Task requirements:
Return, unchanged, the lines of data between the lines holding "x-tick-label: 2000 [376,292,422,314]" and "localize all elements.", inclusive.

------

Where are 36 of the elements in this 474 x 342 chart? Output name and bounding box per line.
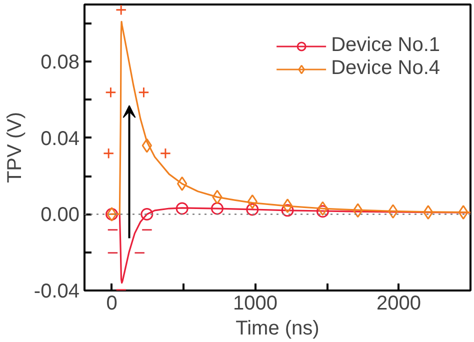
x-tick-label: 2000 [376,292,422,314]
annotation: − [106,219,119,242]
annotation: + [104,82,117,104]
point [318,201,328,216]
annotation: − [141,219,153,242]
annotation: + [115,0,127,22]
y-tick-label: -0.04 [34,280,80,302]
point [352,203,363,218]
point [176,202,188,215]
point [316,205,329,218]
point [458,205,468,220]
annotation: + [102,143,114,166]
legend-label: Device No.1 [331,34,440,57]
legend-label: Device No.4 [331,57,440,80]
point [282,198,293,214]
x-axis-title: Time (ns) [236,318,320,340]
annotation: + [160,143,172,166]
point [388,204,398,219]
y-axis-title: TPV (V) [4,112,26,184]
point [423,205,434,220]
point [210,202,224,215]
point [247,194,258,209]
y-tick-label: 0.08 [40,52,80,74]
annotation: − [106,242,119,264]
point [176,176,188,191]
x-tick-label: 1000 [233,292,278,314]
point [246,203,259,216]
y-tick-label: 0.00 [40,204,80,226]
point [281,204,294,217]
annotation: − [134,242,146,264]
y-tick-label: 0.04 [40,128,80,150]
annotation: + [138,82,150,104]
point [142,138,152,153]
point [212,190,222,204]
x-tick-label: 0 [106,292,118,314]
point [140,208,154,220]
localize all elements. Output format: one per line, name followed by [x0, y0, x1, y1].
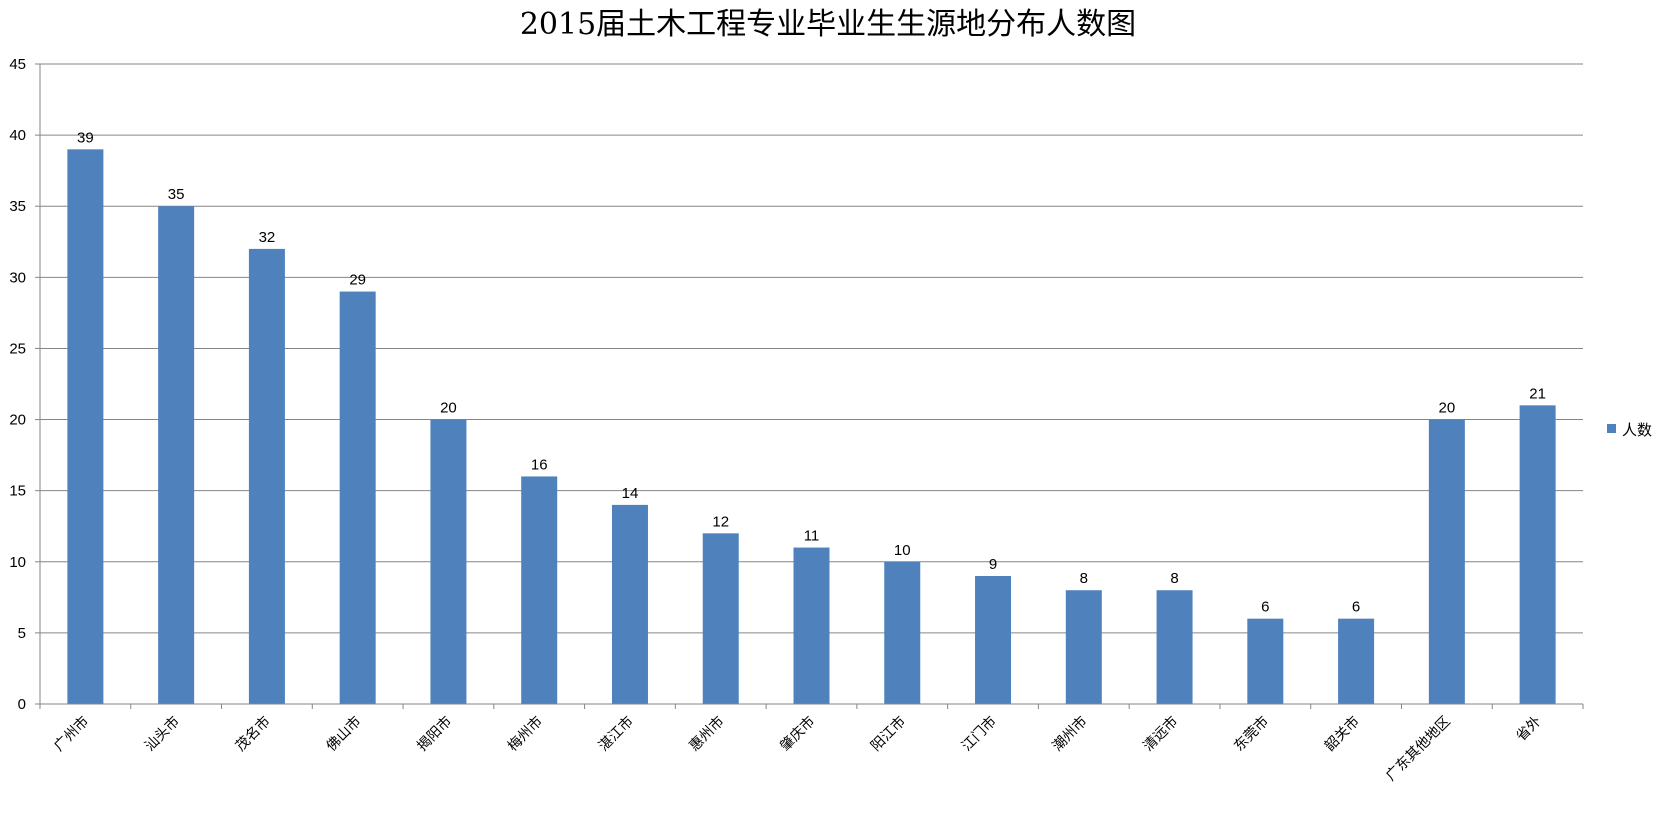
y-tick-label: 5: [18, 625, 26, 642]
bar: [1065, 590, 1102, 704]
bar: [611, 504, 648, 704]
y-tick-label: 25: [9, 340, 26, 357]
bars: [67, 149, 1556, 705]
bar: [158, 206, 195, 704]
bar: [521, 476, 558, 704]
data-label: 14: [622, 485, 639, 502]
category-label: 韶关市: [1321, 713, 1363, 755]
data-label: 29: [349, 272, 366, 289]
bar: [975, 576, 1012, 704]
bar: [702, 533, 739, 704]
y-tick-label: 15: [9, 483, 26, 500]
bar: [793, 547, 830, 704]
y-tick-label: 45: [9, 56, 26, 73]
data-label: 20: [440, 400, 457, 417]
legend: 人数: [1607, 421, 1652, 439]
legend-label: 人数: [1622, 421, 1652, 439]
category-label: 江门市: [958, 713, 1000, 755]
data-label: 35: [168, 186, 185, 203]
y-tick-label: 30: [9, 269, 26, 286]
category-label: 广州市: [50, 713, 92, 755]
category-label: 梅州市: [504, 713, 546, 755]
y-tick-label: 10: [9, 554, 26, 571]
data-label: 8: [1080, 570, 1088, 587]
data-label: 16: [531, 456, 548, 473]
data-label: 32: [259, 229, 276, 246]
data-label: 21: [1529, 385, 1546, 402]
bar: [1247, 618, 1284, 704]
category-label: 佛山市: [323, 713, 365, 755]
category-label: 潮州市: [1049, 713, 1091, 755]
bar: [67, 149, 104, 705]
data-label: 11: [804, 528, 820, 545]
data-label: 10: [894, 542, 911, 559]
data-labels: 39 35 32 29 20 16 14 12 11 10 9 8 8 6 6 20 21: [77, 129, 1546, 615]
data-label: 9: [989, 556, 997, 573]
y-tick-label: 35: [9, 198, 26, 215]
data-label: 8: [1170, 570, 1178, 587]
data-label: 6: [1261, 599, 1269, 616]
x-axis-category-labels: 广州市 汕头市 茂名市 佛山市 揭阳市 梅州市 湛江市 惠州市 肇庆市 阳江市 江门市 潮州市 清远市 东…: [50, 713, 1544, 784]
data-label: 20: [1439, 400, 1456, 417]
bar: [1156, 590, 1193, 704]
category-label: 惠州市: [686, 713, 728, 755]
category-label: 揭阳市: [414, 713, 456, 755]
bar: [248, 248, 285, 704]
bar: [430, 419, 467, 704]
category-label: 茂名市: [232, 713, 274, 755]
category-label: 湛江市: [595, 713, 637, 755]
bar: [884, 561, 921, 704]
y-tick-label: 0: [18, 696, 26, 713]
category-label: 省外: [1513, 714, 1544, 745]
category-label: 汕头市: [141, 713, 183, 755]
category-label: 肇庆市: [777, 713, 819, 755]
bar: [1428, 419, 1465, 704]
legend-swatch: [1607, 424, 1616, 433]
data-label: 6: [1352, 599, 1360, 616]
category-label: 阳江市: [867, 713, 909, 755]
category-label: 清远市: [1140, 713, 1182, 755]
y-axis-ticks: 0 5 10 15 20 25 30 35 40 45: [9, 56, 26, 713]
axes: [35, 63, 1584, 709]
bar: [1519, 405, 1556, 704]
gridlines: [40, 63, 1583, 634]
category-label: 广东其他地区: [1383, 714, 1454, 785]
bar: [1338, 618, 1375, 704]
category-label: 东莞市: [1230, 713, 1272, 755]
data-label: 12: [712, 513, 729, 530]
bar: [339, 291, 376, 704]
chart-title: 2015届土木工程专业毕业生生源地分布人数图: [520, 7, 1136, 42]
data-label: 39: [77, 129, 94, 146]
y-tick-label: 40: [9, 127, 26, 144]
y-tick-label: 20: [9, 412, 26, 429]
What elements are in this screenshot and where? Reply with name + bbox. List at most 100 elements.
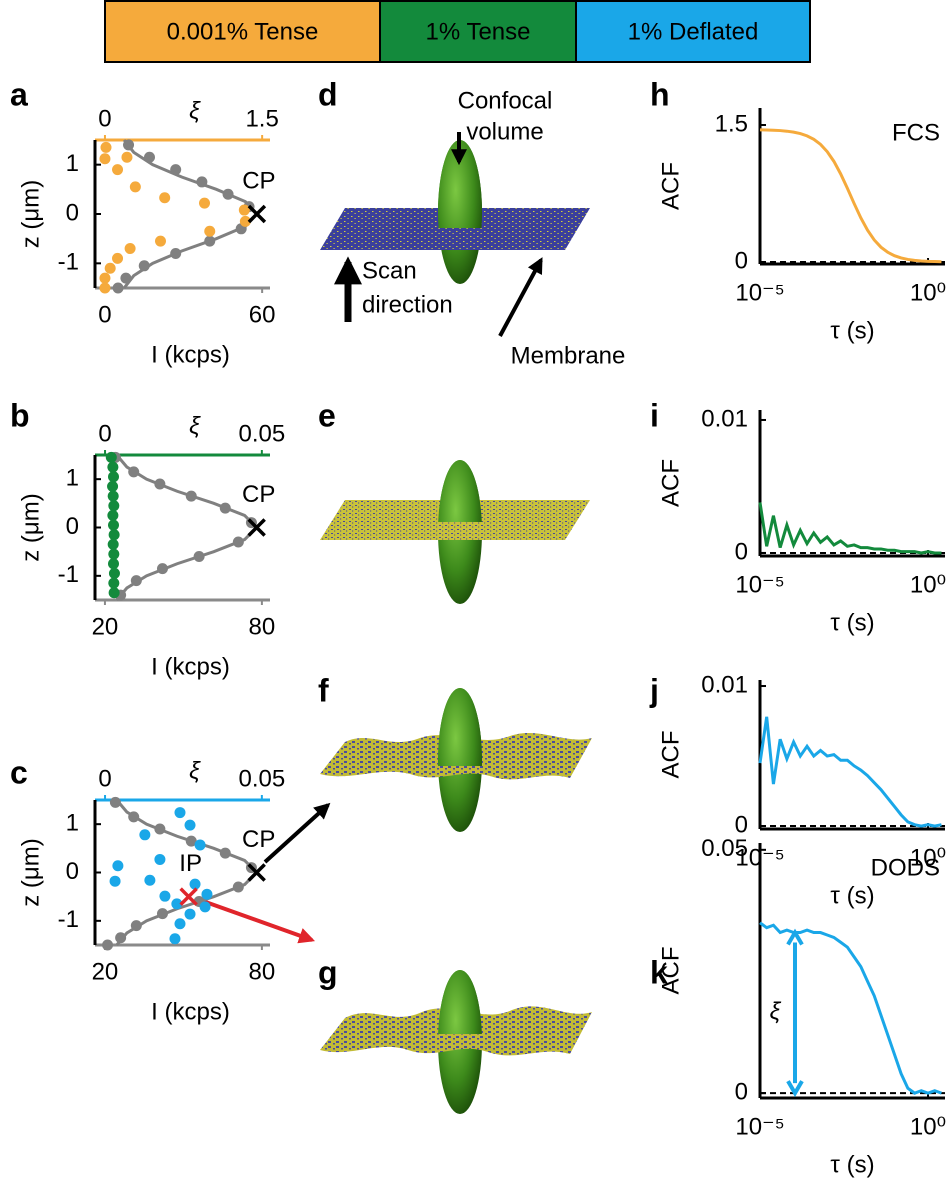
point <box>121 151 133 163</box>
y-tick-label: -1 <box>58 906 79 933</box>
x2-tick-label: 0.05 <box>238 420 285 447</box>
point <box>219 502 231 514</box>
y-tick-label: 0 <box>66 199 79 226</box>
y-tick-label: 0.05 <box>701 835 748 862</box>
point <box>124 243 136 255</box>
annotation: CP <box>242 481 275 508</box>
chart-title: FCS <box>892 119 940 146</box>
x-tick-label: 10⁻⁵ <box>735 279 784 306</box>
point <box>174 807 186 819</box>
y-tick-label: 0 <box>735 1078 748 1105</box>
y-tick-label: 0.01 <box>701 671 748 698</box>
y-axis-label: ACF <box>657 162 684 210</box>
y-tick-label: 0 <box>66 513 79 540</box>
x2-tick-label: 0 <box>98 765 111 792</box>
point <box>154 853 166 865</box>
point <box>123 139 135 151</box>
x-axis-label: I (kcps) <box>151 653 230 680</box>
y-tick-label: 0 <box>735 811 748 838</box>
point <box>184 908 196 920</box>
panel-label: k <box>650 954 668 990</box>
y-tick-label: 1 <box>66 150 79 177</box>
panel-label: d <box>318 76 338 112</box>
acf-line <box>759 128 942 264</box>
confocal-volume-top <box>438 140 482 228</box>
y-axis-label: ACF <box>657 731 684 779</box>
point <box>112 164 124 176</box>
x2-tick-label: 0 <box>98 420 111 447</box>
panel-label: e <box>318 397 336 433</box>
diagram-d <box>320 132 590 337</box>
point <box>196 176 208 188</box>
confocal-volume-top <box>438 460 482 522</box>
diagram-g <box>320 970 592 1114</box>
arrow <box>199 898 316 944</box>
panel-label: h <box>650 76 670 112</box>
point <box>154 823 166 835</box>
arrow <box>498 257 543 337</box>
y-tick-label: 1 <box>66 810 79 837</box>
x-axis-label: I (kcps) <box>151 341 230 368</box>
point <box>115 932 127 944</box>
point <box>108 548 120 560</box>
x-tick-label: 20 <box>92 958 119 985</box>
x2-axis-label: ξ <box>189 412 201 439</box>
point <box>130 920 142 932</box>
point <box>107 461 119 473</box>
point <box>108 558 120 570</box>
point <box>102 939 114 951</box>
point <box>139 829 151 841</box>
point <box>185 835 197 847</box>
point <box>204 235 216 247</box>
point <box>174 918 186 930</box>
chart-title: DODS <box>871 854 940 881</box>
point <box>154 478 166 490</box>
point <box>171 898 183 910</box>
x-tick-label: 80 <box>249 958 276 985</box>
point <box>193 551 205 562</box>
annotation: volume <box>466 118 543 145</box>
annotation: Membrane <box>511 342 626 369</box>
point <box>189 878 201 890</box>
point <box>169 933 181 945</box>
x-tick-label: 10⁰ <box>910 844 946 871</box>
point <box>109 796 121 808</box>
point <box>185 490 197 502</box>
point <box>222 188 234 200</box>
point <box>201 888 213 900</box>
point <box>154 235 166 247</box>
point <box>143 151 155 163</box>
point <box>108 500 120 512</box>
y-tick-label: 1.5 <box>715 110 748 137</box>
point <box>199 197 211 209</box>
y-tick-label: 0.01 <box>701 405 748 432</box>
point <box>138 260 150 272</box>
x-axis-label: τ (s) <box>830 882 874 909</box>
legend-label: 0.001% Tense <box>167 18 319 45</box>
panel-label: j <box>649 672 659 708</box>
membrane-plane <box>320 208 590 250</box>
point <box>199 901 211 913</box>
marker-x <box>179 887 198 906</box>
x2-tick-label: 0.05 <box>238 765 285 792</box>
x-tick-label: 20 <box>92 613 119 640</box>
legend-swatch <box>379 0 577 63</box>
point <box>232 536 244 548</box>
x-axis-label: τ (s) <box>830 609 874 636</box>
confocal-volume-top <box>438 970 482 1034</box>
point <box>128 466 140 478</box>
panel-label: g <box>318 954 338 990</box>
x-axis-label: τ (s) <box>830 1151 874 1178</box>
acf-line <box>758 502 942 555</box>
point <box>130 575 142 587</box>
panel-label: i <box>650 397 659 433</box>
point <box>99 153 111 165</box>
y-tick-label: -1 <box>58 561 79 588</box>
point <box>219 847 231 859</box>
point <box>107 538 119 550</box>
x2-axis-label: ξ <box>189 97 201 124</box>
point <box>107 490 119 502</box>
point <box>232 881 244 893</box>
point <box>128 811 140 823</box>
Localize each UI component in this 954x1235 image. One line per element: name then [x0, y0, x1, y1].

------

Expected output:
x-tick-label: 2000 [376,292,422,314]
annotation: − [106,219,119,242]
annotation: + [104,82,117,104]
point [318,201,328,216]
annotation: − [141,219,153,242]
annotation: + [115,0,127,22]
y-tick-label: -0.04 [34,280,80,302]
point [352,203,363,218]
point [176,202,188,215]
point [316,205,329,218]
point [458,205,468,220]
annotation: + [102,143,114,166]
legend-label: Device No.1 [331,34,440,57]
legend-label: Device No.4 [331,57,440,80]
point [282,198,293,214]
x-axis-title: Time (ns) [236,318,320,340]
annotation: + [160,143,172,166]
point [388,204,398,219]
y-axis-title: TPV (V) [4,112,26,184]
point [423,205,434,220]
point [210,202,224,215]
point [247,194,258,209]
y-tick-label: 0.08 [40,52,80,74]
annotation: − [106,242,119,264]
point [176,176,188,191]
x-tick-label: 1000 [233,292,278,314]
point [246,203,259,216]
y-tick-label: 0.00 [40,204,80,226]
point [281,204,294,217]
annotation: − [134,242,146,264]
y-tick-label: 0.04 [40,128,80,150]
annotation: + [138,82,150,104]
point [142,138,152,153]
point [212,190,222,204]
x-tick-label: 0 [106,292,118,314]
point [140,208,154,220]
localize all elements. Output format: one per line, name followed by [x0, y0, x1, y1].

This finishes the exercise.